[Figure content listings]

|---|

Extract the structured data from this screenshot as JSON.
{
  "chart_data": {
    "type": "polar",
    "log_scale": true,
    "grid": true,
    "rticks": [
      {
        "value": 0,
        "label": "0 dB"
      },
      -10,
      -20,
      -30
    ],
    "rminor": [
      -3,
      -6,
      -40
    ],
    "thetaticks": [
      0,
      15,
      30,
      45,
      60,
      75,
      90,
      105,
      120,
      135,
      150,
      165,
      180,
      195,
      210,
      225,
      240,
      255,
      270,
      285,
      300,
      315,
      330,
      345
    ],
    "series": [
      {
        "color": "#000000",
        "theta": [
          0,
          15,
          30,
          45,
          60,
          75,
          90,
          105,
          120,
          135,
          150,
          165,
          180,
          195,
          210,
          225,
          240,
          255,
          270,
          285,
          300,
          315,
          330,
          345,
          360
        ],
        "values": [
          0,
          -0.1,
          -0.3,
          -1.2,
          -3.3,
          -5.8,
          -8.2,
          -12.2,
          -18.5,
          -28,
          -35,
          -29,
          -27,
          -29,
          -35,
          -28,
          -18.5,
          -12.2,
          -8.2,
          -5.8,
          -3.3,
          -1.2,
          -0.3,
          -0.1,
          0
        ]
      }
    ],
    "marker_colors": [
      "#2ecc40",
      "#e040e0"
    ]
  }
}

|---|

* **WORK TO COMPLETE**: Repeat the material above in full, exactly as it stands.

* **FINAL RESULT**:
Extract the structured data from this screenshot as JSON.
{
  "chart_data": {
    "type": "polar",
    "log_scale": true,
    "grid": true,
    "rticks": [
      {
        "value": 0,
        "label": "0 dB"
      },
      -10,
      -20,
      -30
    ],
    "rminor": [
      -3,
      -6,
      -40
    ],
    "thetaticks": [
      0,
      15,
      30,
      45,
      60,
      75,
      90,
      105,
      120,
      135,
      150,
      165,
      180,
      195,
      210,
      225,
      240,
      255,
      270,
      285,
      300,
      315,
      330,
      345
    ],
    "series": [
      {
        "color": "#000000",
        "theta": [
          0,
          15,
          30,
          45,
          60,
          75,
          90,
          105,
          120,
          135,
          150,
          165,
          180,
          195,
          210,
          225,
          240,
          255,
          270,
          285,
          300,
          315,
          330,
          345,
          360
        ],
        "values": [
          0,
          -0.1,
          -0.3,
          -1.2,
          -3.3,
          -5.8,
          -8.2,
          -12.2,
          -18.5,
          -28,
          -35,
          -29,
          -27,
          -29,
          -35,
          -28,
          -18.5,
          -12.2,
          -8.2,
          -5.8,
          -3.3,
          -1.2,
          -0.3,
          -0.1,
          0
        ]
      }
    ],
    "marker_colors": [
      "#2ecc40",
      "#e040e0"
    ]
  }
}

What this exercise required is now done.